__Written task__
Say how many lines include the word "curve". Reply with nothing but the number.

__Provided data__
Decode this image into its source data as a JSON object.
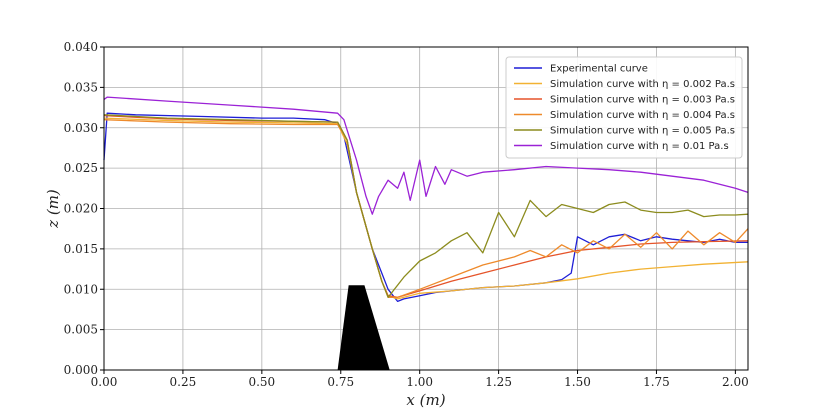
{
  "chart_data": {
    "type": "line",
    "title": "",
    "xlabel": "x (m)",
    "ylabel": "z (m)",
    "xlim": [
      0.0,
      2.04
    ],
    "ylim": [
      0.0,
      0.04
    ],
    "xticks": [
      "0.00",
      "0.25",
      "0.50",
      "0.75",
      "1.00",
      "1.25",
      "1.50",
      "1.75",
      "2.00"
    ],
    "yticks": [
      "0.000",
      "0.005",
      "0.010",
      "0.015",
      "0.020",
      "0.025",
      "0.030",
      "0.035",
      "0.040"
    ],
    "grid": true,
    "legend_position": "top-right",
    "obstacle": {
      "polygon": [
        [
          0.74,
          0.0
        ],
        [
          0.775,
          0.0105
        ],
        [
          0.825,
          0.0105
        ],
        [
          0.905,
          0.0
        ]
      ],
      "color": "#000000"
    },
    "series": [
      {
        "name": "Experimental curve",
        "color": "#1f1fd6",
        "x": [
          0.0,
          0.01,
          0.1,
          0.3,
          0.5,
          0.6,
          0.7,
          0.74,
          0.76,
          0.8,
          0.85,
          0.88,
          0.9,
          0.93,
          0.95,
          1.0,
          1.05,
          1.1,
          1.2,
          1.3,
          1.4,
          1.45,
          1.48,
          1.5,
          1.55,
          1.6,
          1.65,
          1.7,
          1.75,
          1.8,
          1.85,
          1.9,
          1.95,
          2.0,
          2.04
        ],
        "y": [
          0.026,
          0.0318,
          0.0316,
          0.0314,
          0.0312,
          0.0312,
          0.031,
          0.0305,
          0.029,
          0.022,
          0.015,
          0.012,
          0.01,
          0.0085,
          0.0088,
          0.0092,
          0.0096,
          0.0098,
          0.0102,
          0.0104,
          0.0108,
          0.0112,
          0.012,
          0.0165,
          0.0155,
          0.0165,
          0.0168,
          0.016,
          0.0165,
          0.0162,
          0.016,
          0.0158,
          0.0162,
          0.0158,
          0.0158
        ]
      },
      {
        "name": "Simulation curve with η = 0.002 Pa.s",
        "color": "#f2b233",
        "x": [
          0.0,
          0.2,
          0.4,
          0.6,
          0.74,
          0.77,
          0.8,
          0.85,
          0.88,
          0.9,
          0.93,
          1.0,
          1.1,
          1.2,
          1.3,
          1.4,
          1.5,
          1.6,
          1.7,
          1.8,
          1.9,
          2.04
        ],
        "y": [
          0.0312,
          0.0309,
          0.0307,
          0.0306,
          0.0305,
          0.028,
          0.022,
          0.015,
          0.011,
          0.0092,
          0.0088,
          0.0095,
          0.0098,
          0.0102,
          0.0104,
          0.0108,
          0.0113,
          0.012,
          0.0125,
          0.0128,
          0.0131,
          0.0134
        ]
      },
      {
        "name": "Simulation curve with η = 0.003 Pa.s",
        "color": "#e5542a",
        "x": [
          0.0,
          0.2,
          0.4,
          0.6,
          0.74,
          0.77,
          0.8,
          0.85,
          0.88,
          0.9,
          0.93,
          1.0,
          1.1,
          1.2,
          1.3,
          1.4,
          1.5,
          1.6,
          1.7,
          1.8,
          1.9,
          2.04
        ],
        "y": [
          0.0315,
          0.0311,
          0.0309,
          0.0308,
          0.0307,
          0.0285,
          0.022,
          0.015,
          0.011,
          0.0092,
          0.009,
          0.0098,
          0.011,
          0.012,
          0.013,
          0.014,
          0.0148,
          0.0152,
          0.0156,
          0.0158,
          0.0159,
          0.016
        ]
      },
      {
        "name": "Simulation curve with η = 0.004 Pa.s",
        "color": "#ee8a2b",
        "x": [
          0.0,
          0.2,
          0.4,
          0.6,
          0.74,
          0.77,
          0.8,
          0.85,
          0.88,
          0.9,
          0.93,
          1.0,
          1.1,
          1.2,
          1.3,
          1.35,
          1.4,
          1.45,
          1.5,
          1.55,
          1.6,
          1.65,
          1.7,
          1.75,
          1.8,
          1.85,
          1.9,
          1.95,
          2.0,
          2.04
        ],
        "y": [
          0.031,
          0.0307,
          0.0305,
          0.0304,
          0.0304,
          0.0285,
          0.022,
          0.015,
          0.011,
          0.009,
          0.009,
          0.01,
          0.0115,
          0.013,
          0.014,
          0.0148,
          0.014,
          0.0155,
          0.0145,
          0.016,
          0.015,
          0.0168,
          0.0152,
          0.017,
          0.015,
          0.0172,
          0.0155,
          0.017,
          0.0158,
          0.0175
        ]
      },
      {
        "name": "Simulation curve with η = 0.005 Pa.s",
        "color": "#8c8c1e",
        "x": [
          0.0,
          0.2,
          0.4,
          0.6,
          0.74,
          0.77,
          0.8,
          0.85,
          0.88,
          0.9,
          0.95,
          1.0,
          1.05,
          1.1,
          1.15,
          1.2,
          1.25,
          1.3,
          1.35,
          1.4,
          1.45,
          1.5,
          1.55,
          1.6,
          1.65,
          1.7,
          1.75,
          1.8,
          1.85,
          1.9,
          1.95,
          2.0,
          2.04
        ],
        "y": [
          0.0316,
          0.0312,
          0.031,
          0.0308,
          0.0307,
          0.0285,
          0.022,
          0.015,
          0.011,
          0.009,
          0.0115,
          0.0135,
          0.0145,
          0.016,
          0.017,
          0.0145,
          0.0195,
          0.0165,
          0.021,
          0.019,
          0.0205,
          0.02,
          0.0195,
          0.0205,
          0.0208,
          0.0198,
          0.0195,
          0.0195,
          0.0198,
          0.019,
          0.0192,
          0.0192,
          0.0193
        ]
      },
      {
        "name": "Simulation curve with η = 0.01 Pa.s",
        "color": "#9b22d6",
        "x": [
          0.0,
          0.01,
          0.2,
          0.4,
          0.6,
          0.74,
          0.76,
          0.8,
          0.83,
          0.85,
          0.87,
          0.9,
          0.93,
          0.95,
          0.97,
          1.0,
          1.02,
          1.05,
          1.08,
          1.1,
          1.15,
          1.2,
          1.3,
          1.4,
          1.5,
          1.6,
          1.7,
          1.8,
          1.9,
          2.0,
          2.04
        ],
        "y": [
          0.0335,
          0.0338,
          0.0333,
          0.0328,
          0.0323,
          0.0318,
          0.031,
          0.026,
          0.0215,
          0.0193,
          0.0215,
          0.0235,
          0.0225,
          0.0245,
          0.021,
          0.026,
          0.0215,
          0.0252,
          0.023,
          0.0248,
          0.024,
          0.0245,
          0.0248,
          0.0252,
          0.025,
          0.0248,
          0.0245,
          0.024,
          0.0235,
          0.0225,
          0.022
        ]
      }
    ]
  }
}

__Solution to this exercise__
6